EXERCISE OBJECTIVE :: All entries are to be given again verbatim.

[Start RAW DATA]

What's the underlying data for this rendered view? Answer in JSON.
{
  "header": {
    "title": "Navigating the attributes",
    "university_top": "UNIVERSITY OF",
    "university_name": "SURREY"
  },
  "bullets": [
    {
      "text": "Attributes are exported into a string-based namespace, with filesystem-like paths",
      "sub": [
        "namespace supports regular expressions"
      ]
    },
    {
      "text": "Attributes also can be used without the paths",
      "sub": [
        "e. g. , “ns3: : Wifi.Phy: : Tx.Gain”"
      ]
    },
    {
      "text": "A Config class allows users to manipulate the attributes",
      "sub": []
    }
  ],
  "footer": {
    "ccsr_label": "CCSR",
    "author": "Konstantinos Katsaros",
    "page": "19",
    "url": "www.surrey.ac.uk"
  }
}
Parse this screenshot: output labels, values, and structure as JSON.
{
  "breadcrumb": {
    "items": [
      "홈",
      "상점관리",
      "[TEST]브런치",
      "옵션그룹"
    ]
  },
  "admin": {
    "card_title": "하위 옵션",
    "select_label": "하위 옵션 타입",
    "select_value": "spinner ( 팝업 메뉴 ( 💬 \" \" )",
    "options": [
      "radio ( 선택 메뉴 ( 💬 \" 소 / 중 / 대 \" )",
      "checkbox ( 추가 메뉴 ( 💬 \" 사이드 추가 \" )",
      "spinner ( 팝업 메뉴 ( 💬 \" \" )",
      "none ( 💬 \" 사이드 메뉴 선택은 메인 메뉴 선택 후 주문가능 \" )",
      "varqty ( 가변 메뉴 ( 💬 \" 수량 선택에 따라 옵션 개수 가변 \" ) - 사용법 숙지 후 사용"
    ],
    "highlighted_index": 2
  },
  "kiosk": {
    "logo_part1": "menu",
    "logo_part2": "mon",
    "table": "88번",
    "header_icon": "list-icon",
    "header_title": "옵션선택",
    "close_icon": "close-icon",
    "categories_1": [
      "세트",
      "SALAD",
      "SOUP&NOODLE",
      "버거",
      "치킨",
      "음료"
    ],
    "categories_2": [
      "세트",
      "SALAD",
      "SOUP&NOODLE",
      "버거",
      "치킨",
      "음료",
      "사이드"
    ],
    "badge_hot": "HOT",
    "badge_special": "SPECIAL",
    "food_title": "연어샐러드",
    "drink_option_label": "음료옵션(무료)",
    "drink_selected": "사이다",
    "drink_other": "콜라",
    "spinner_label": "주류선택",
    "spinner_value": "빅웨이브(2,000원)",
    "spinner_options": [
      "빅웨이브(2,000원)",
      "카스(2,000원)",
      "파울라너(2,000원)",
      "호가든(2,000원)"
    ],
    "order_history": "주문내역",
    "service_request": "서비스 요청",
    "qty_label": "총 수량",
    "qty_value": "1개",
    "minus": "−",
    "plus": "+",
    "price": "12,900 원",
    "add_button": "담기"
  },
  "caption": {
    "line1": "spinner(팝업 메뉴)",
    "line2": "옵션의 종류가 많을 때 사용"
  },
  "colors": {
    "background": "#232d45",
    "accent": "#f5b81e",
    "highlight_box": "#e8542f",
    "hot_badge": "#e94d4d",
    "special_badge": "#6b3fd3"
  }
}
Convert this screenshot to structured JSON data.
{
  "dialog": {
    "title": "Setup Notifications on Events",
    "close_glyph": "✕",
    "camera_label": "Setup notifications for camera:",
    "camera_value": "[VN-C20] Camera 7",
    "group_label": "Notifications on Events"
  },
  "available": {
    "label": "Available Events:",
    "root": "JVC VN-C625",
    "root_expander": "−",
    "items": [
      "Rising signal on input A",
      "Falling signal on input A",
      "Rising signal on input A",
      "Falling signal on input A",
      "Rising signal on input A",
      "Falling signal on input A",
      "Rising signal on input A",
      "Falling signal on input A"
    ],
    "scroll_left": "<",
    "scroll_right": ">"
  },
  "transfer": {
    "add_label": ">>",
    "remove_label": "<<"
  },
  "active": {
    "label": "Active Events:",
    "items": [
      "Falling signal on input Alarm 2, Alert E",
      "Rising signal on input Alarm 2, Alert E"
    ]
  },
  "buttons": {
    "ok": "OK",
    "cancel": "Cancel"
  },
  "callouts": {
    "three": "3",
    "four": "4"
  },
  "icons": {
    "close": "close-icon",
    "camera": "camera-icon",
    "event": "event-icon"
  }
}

[End RAW DATA]

RESULT BELOW ::
What's the underlying data for this rendered view? Answer in JSON.
{
  "header": {
    "title": "Navigating the attributes",
    "university_top": "UNIVERSITY OF",
    "university_name": "SURREY"
  },
  "bullets": [
    {
      "text": "Attributes are exported into a string-based namespace, with filesystem-like paths",
      "sub": [
        "namespace supports regular expressions"
      ]
    },
    {
      "text": "Attributes also can be used without the paths",
      "sub": [
        "e. g. , “ns3: : Wifi.Phy: : Tx.Gain”"
      ]
    },
    {
      "text": "A Config class allows users to manipulate the attributes",
      "sub": []
    }
  ],
  "footer": {
    "ccsr_label": "CCSR",
    "author": "Konstantinos Katsaros",
    "page": "19",
    "url": "www.surrey.ac.uk"
  }
}
Parse this screenshot: output labels, values, and structure as JSON.
{
  "breadcrumb": {
    "items": [
      "홈",
      "상점관리",
      "[TEST]브런치",
      "옵션그룹"
    ]
  },
  "admin": {
    "card_title": "하위 옵션",
    "select_label": "하위 옵션 타입",
    "select_value": "spinner ( 팝업 메뉴 ( 💬 \" \" )",
    "options": [
      "radio ( 선택 메뉴 ( 💬 \" 소 / 중 / 대 \" )",
      "checkbox ( 추가 메뉴 ( 💬 \" 사이드 추가 \" )",
      "spinner ( 팝업 메뉴 ( 💬 \" \" )",
      "none ( 💬 \" 사이드 메뉴 선택은 메인 메뉴 선택 후 주문가능 \" )",
      "varqty ( 가변 메뉴 ( 💬 \" 수량 선택에 따라 옵션 개수 가변 \" ) - 사용법 숙지 후 사용"
    ],
    "highlighted_index": 2
  },
  "kiosk": {
    "logo_part1": "menu",
    "logo_part2": "mon",
    "table": "88번",
    "header_icon": "list-icon",
    "header_title": "옵션선택",
    "close_icon": "close-icon",
    "categories_1": [
      "세트",
      "SALAD",
      "SOUP&NOODLE",
      "버거",
      "치킨",
      "음료"
    ],
    "categories_2": [
      "세트",
      "SALAD",
      "SOUP&NOODLE",
      "버거",
      "치킨",
      "음료",
      "사이드"
    ],
    "badge_hot": "HOT",
    "badge_special": "SPECIAL",
    "food_title": "연어샐러드",
    "drink_option_label": "음료옵션(무료)",
    "drink_selected": "사이다",
    "drink_other": "콜라",
    "spinner_label": "주류선택",
    "spinner_value": "빅웨이브(2,000원)",
    "spinner_options": [
      "빅웨이브(2,000원)",
      "카스(2,000원)",
      "파울라너(2,000원)",
      "호가든(2,000원)"
    ],
    "order_history": "주문내역",
    "service_request": "서비스 요청",
    "qty_label": "총 수량",
    "qty_value": "1개",
    "minus": "−",
    "plus": "+",
    "price": "12,900 원",
    "add_button": "담기"
  },
  "caption": {
    "line1": "spinner(팝업 메뉴)",
    "line2": "옵션의 종류가 많을 때 사용"
  },
  "colors": {
    "background": "#232d45",
    "accent": "#f5b81e",
    "highlight_box": "#e8542f",
    "hot_badge": "#e94d4d",
    "special_badge": "#6b3fd3"
  }
}
Convert this screenshot to structured JSON data.
{
  "dialog": {
    "title": "Setup Notifications on Events",
    "close_glyph": "✕",
    "camera_label": "Setup notifications for camera:",
    "camera_value": "[VN-C20] Camera 7",
    "group_label": "Notifications on Events"
  },
  "available": {
    "label": "Available Events:",
    "root": "JVC VN-C625",
    "root_expander": "−",
    "items": [
      "Rising signal on input A",
      "Falling signal on input A",
      "Rising signal on input A",
      "Falling signal on input A",
      "Rising signal on input A",
      "Falling signal on input A",
      "Rising signal on input A",
      "Falling signal on input A"
    ],
    "scroll_left": "<",
    "scroll_right": ">"
  },
  "transfer": {
    "add_label": ">>",
    "remove_label": "<<"
  },
  "active": {
    "label": "Active Events:",
    "items": [
      "Falling signal on input Alarm 2, Alert E",
      "Rising signal on input Alarm 2, Alert E"
    ]
  },
  "buttons": {
    "ok": "OK",
    "cancel": "Cancel"
  },
  "callouts": {
    "three": "3",
    "four": "4"
  },
  "icons": {
    "close": "close-icon",
    "camera": "camera-icon",
    "event": "event-icon"
  }
}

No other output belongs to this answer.